§ SET EXERCISE:
Gather every line from the entries below that includes "icon".

§ ENTRIES SHOWN:

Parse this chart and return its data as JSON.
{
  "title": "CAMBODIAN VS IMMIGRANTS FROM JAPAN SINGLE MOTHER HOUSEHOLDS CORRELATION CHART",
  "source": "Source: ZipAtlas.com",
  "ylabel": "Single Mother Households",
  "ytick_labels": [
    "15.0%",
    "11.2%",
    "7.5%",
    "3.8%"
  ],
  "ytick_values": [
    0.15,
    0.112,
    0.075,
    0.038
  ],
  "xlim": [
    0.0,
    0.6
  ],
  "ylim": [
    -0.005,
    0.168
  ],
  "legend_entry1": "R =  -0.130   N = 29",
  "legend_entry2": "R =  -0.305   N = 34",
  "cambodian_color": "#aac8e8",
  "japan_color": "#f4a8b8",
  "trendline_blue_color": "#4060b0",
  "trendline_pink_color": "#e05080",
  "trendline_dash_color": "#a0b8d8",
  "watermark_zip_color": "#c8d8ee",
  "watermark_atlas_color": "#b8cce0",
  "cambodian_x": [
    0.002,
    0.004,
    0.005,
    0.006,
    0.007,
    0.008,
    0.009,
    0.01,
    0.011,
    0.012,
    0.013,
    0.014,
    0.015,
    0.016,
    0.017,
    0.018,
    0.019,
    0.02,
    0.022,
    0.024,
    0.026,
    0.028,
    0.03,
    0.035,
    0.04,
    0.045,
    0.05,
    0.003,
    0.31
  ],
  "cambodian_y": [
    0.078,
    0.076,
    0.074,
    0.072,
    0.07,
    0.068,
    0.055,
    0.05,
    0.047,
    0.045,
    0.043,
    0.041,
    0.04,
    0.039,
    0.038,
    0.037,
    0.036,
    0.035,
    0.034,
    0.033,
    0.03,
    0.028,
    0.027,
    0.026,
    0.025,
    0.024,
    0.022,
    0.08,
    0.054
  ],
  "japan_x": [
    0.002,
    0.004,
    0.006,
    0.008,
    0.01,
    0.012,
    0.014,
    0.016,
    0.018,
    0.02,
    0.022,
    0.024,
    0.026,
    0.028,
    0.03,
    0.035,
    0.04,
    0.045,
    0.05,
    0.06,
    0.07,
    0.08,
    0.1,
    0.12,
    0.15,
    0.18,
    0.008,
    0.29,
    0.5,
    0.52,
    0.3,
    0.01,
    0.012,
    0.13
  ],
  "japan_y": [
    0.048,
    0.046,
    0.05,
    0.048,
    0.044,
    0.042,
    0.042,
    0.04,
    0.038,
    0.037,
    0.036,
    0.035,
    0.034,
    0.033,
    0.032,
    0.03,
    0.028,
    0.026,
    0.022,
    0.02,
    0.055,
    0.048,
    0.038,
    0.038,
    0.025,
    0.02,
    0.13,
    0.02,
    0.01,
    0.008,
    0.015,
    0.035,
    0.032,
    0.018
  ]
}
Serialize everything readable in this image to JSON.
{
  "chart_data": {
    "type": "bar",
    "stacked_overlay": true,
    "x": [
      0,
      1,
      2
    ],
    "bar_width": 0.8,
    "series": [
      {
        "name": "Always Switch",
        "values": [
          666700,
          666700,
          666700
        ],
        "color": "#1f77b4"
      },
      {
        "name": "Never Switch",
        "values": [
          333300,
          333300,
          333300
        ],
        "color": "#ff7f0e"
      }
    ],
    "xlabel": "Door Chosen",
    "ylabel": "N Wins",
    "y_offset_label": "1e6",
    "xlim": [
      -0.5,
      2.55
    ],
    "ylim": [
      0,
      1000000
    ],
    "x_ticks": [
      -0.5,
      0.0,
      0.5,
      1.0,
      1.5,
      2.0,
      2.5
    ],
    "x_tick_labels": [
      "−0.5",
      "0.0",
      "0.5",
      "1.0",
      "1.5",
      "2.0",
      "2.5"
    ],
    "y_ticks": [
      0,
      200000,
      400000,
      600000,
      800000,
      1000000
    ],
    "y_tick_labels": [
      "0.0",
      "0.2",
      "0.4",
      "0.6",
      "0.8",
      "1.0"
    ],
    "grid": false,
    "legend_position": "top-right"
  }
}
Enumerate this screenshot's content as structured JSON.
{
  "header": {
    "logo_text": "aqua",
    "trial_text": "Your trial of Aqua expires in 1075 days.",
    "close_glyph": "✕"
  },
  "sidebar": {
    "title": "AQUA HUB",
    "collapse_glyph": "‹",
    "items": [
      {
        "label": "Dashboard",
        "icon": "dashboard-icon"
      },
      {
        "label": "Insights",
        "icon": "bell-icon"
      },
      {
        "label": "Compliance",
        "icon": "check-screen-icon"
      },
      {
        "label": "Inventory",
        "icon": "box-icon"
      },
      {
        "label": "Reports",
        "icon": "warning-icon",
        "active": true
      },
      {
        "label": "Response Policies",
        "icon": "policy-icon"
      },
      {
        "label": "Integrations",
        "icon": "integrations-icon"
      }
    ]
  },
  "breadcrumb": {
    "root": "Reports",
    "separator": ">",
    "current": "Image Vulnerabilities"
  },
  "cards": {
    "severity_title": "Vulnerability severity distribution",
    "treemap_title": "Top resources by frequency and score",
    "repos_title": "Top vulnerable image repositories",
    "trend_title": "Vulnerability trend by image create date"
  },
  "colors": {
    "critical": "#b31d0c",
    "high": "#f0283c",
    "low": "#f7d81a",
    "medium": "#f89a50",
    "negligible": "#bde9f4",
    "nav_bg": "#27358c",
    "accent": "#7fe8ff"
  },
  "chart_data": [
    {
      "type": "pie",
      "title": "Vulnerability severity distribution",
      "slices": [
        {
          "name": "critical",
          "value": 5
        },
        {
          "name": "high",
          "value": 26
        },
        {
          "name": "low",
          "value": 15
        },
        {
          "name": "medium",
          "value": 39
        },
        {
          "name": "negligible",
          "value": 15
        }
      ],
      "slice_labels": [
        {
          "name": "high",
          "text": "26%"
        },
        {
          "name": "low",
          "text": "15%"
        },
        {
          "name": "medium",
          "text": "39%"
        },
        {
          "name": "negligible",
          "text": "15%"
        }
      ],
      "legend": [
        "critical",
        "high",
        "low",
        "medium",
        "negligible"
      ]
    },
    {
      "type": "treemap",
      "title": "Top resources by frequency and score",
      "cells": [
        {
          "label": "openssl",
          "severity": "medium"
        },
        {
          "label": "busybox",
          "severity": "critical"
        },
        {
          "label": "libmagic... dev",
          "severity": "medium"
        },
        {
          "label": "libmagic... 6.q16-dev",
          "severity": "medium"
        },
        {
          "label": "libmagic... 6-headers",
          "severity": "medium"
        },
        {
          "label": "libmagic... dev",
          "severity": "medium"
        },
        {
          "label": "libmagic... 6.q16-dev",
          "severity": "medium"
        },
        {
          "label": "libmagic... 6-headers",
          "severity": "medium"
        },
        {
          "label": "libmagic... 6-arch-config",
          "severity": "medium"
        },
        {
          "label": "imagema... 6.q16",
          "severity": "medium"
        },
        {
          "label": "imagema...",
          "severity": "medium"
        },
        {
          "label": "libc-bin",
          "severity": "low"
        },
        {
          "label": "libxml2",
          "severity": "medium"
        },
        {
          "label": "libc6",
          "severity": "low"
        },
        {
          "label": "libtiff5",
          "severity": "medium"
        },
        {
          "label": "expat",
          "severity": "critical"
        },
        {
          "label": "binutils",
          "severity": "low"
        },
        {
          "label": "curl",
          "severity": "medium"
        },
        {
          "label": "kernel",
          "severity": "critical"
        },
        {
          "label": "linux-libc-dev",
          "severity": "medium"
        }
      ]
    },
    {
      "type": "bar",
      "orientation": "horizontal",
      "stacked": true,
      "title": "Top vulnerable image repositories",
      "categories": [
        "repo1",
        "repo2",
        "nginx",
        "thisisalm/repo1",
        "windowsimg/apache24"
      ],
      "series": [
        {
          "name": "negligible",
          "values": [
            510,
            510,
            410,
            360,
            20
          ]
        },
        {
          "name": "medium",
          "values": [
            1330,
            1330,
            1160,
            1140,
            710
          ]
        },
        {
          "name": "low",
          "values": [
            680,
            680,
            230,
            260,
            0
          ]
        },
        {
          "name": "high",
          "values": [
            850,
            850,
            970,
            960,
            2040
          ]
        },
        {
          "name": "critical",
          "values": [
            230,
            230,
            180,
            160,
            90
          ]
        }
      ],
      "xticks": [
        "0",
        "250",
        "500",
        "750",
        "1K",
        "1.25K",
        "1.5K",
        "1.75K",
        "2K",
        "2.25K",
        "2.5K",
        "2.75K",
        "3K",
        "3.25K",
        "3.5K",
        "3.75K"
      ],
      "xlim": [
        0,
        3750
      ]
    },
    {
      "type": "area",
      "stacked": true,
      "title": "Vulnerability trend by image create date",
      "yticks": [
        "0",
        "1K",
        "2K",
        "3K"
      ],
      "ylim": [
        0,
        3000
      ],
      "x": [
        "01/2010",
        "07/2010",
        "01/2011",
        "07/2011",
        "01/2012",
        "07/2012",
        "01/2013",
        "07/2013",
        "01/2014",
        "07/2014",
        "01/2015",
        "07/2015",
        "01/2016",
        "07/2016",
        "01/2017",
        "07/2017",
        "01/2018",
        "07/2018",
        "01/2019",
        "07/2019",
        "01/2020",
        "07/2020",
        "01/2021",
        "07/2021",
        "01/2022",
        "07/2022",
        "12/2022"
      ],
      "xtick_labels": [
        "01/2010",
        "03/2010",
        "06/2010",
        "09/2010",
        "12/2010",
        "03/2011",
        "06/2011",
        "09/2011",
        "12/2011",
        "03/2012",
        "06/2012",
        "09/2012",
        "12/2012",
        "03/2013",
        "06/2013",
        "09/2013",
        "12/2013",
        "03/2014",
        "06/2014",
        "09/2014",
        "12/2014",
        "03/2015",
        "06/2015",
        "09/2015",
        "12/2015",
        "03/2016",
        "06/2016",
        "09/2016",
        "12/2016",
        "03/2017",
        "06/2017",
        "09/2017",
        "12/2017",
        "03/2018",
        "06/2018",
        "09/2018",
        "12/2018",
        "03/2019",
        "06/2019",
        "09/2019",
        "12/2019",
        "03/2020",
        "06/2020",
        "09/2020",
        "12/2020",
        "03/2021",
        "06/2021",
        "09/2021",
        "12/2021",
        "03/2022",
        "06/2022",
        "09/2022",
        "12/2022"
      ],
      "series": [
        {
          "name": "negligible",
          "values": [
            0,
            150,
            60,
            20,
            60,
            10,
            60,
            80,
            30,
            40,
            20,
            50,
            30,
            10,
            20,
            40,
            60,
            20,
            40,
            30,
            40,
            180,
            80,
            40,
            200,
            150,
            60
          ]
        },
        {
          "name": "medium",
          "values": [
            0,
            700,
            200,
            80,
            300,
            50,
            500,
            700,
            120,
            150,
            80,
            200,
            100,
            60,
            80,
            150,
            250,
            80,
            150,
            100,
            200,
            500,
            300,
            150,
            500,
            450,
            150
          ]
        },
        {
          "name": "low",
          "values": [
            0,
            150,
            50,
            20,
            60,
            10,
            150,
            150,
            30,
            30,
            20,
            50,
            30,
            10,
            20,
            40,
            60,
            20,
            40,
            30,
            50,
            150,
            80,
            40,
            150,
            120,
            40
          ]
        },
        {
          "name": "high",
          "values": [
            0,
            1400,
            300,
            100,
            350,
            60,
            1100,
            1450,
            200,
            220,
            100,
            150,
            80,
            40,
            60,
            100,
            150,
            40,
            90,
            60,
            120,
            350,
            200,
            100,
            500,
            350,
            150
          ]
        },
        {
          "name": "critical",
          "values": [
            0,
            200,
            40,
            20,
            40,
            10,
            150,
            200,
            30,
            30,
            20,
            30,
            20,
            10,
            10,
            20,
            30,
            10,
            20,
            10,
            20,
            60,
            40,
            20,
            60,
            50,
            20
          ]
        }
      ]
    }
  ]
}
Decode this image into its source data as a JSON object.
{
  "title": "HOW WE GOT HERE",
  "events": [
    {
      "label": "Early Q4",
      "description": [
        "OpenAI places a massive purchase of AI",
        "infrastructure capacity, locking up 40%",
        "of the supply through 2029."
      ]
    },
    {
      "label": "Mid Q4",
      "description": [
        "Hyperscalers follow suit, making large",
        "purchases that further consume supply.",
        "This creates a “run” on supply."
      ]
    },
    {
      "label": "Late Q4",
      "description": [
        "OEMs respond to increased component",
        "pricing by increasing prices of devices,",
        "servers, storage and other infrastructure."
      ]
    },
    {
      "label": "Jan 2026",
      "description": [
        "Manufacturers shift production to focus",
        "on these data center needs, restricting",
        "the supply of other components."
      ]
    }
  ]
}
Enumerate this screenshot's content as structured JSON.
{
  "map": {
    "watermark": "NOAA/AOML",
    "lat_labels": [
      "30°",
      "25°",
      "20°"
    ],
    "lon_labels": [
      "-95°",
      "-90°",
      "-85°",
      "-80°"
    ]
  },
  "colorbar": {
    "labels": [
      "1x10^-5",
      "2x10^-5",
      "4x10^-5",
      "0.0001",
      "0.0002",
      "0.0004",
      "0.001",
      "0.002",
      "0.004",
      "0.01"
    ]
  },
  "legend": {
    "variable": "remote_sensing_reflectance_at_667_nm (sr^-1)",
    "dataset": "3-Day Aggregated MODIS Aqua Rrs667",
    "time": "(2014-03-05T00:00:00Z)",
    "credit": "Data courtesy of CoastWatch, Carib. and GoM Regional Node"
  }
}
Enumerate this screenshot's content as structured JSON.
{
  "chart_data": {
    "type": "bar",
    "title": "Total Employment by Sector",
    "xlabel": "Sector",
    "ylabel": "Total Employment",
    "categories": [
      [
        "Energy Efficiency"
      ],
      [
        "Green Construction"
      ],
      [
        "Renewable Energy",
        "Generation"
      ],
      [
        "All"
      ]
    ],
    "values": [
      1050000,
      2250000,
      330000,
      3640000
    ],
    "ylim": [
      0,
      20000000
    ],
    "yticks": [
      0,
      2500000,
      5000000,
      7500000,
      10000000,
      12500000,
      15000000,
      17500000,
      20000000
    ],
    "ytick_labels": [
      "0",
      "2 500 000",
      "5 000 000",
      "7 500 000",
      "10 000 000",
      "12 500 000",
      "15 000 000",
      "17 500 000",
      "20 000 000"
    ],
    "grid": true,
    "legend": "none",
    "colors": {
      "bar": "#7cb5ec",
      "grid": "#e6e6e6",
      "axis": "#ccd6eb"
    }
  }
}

§ RESULT OF THIS EXERCISE:
        "icon": "dashboard-icon"
        "icon": "bell-icon"
        "icon": "check-screen-icon"
        "icon": "box-icon"
        "icon": "warning-icon",
        "icon": "policy-icon"
        "icon": "integrations-icon"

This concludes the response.